Task details:
Copy every line with the string "transformed" in it.

─── Supplied records ───

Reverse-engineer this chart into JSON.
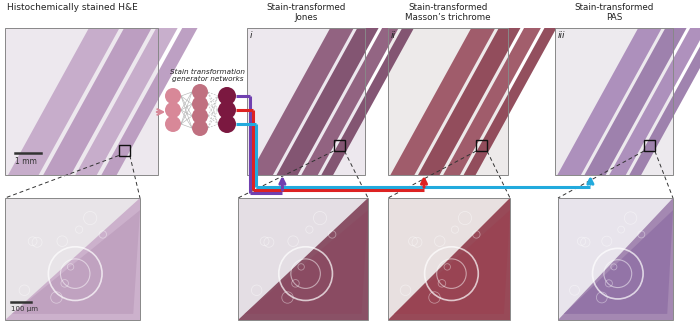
{
  "title_main": "Histochemically stained H&E",
  "title_i": "Stain-transformed\nJones",
  "title_ii": "Stain-transformed\nMasson’s trichrome",
  "title_iii": "Stain-transformed\nPAS",
  "nn_label": "Stain transformation\ngenerator networks",
  "scale_bar_top": "1 mm",
  "scale_bar_bottom": "100 μm",
  "roman_i": "i",
  "roman_ii": "ii",
  "roman_iii": "iii",
  "fig_bg": "#ffffff",
  "panel_bg": "#e8e6e8",
  "arrow_purple": "#7040b0",
  "arrow_red": "#dd2222",
  "arrow_cyan": "#22aadd",
  "nn_pink_light": "#d88898",
  "nn_pink_mid": "#c07080",
  "nn_dark": "#7b1840",
  "nn_connection": "#aaaaaa",
  "dash_color": "#333333",
  "label_color": "#222222",
  "tissue_he_bg": "#ede8ee",
  "tissue_he_strip": "#c4a8c8",
  "tissue_he_strip2": "#b898be",
  "tissue_jones_bg": "#ede8ee",
  "tissue_jones_strip": "#8a5878",
  "tissue_jones_strip2": "#7a4868",
  "tissue_masson_bg": "#edeaea",
  "tissue_masson_strip": "#9a5060",
  "tissue_masson_strip2": "#8a4050",
  "tissue_pas_bg": "#edeaee",
  "tissue_pas_strip": "#a888b8",
  "tissue_pas_strip2": "#9878a8",
  "zoom_he_bg": "#e8e4e8",
  "zoom_he_tissue": "#c8a8c8",
  "zoom_he_tissue2": "#b898b8",
  "zoom_jones_bg": "#e4dee4",
  "zoom_jones_tissue": "#7a3850",
  "zoom_jones_tissue2": "#8a4860",
  "zoom_masson_bg": "#e8e0e0",
  "zoom_masson_tissue": "#8a3040",
  "zoom_masson_tissue2": "#9a4050",
  "zoom_pas_bg": "#e8e4ec",
  "zoom_pas_tissue": "#9878a8",
  "zoom_pas_tissue2": "#8868a0",
  "scale_bar_color": "#333333"
}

───

Final result:
  "title_i": "Stain-transformed\nJones",
  "title_ii": "Stain-transformed\nMasson’s trichrome",
  "title_iii": "Stain-transformed\nPAS",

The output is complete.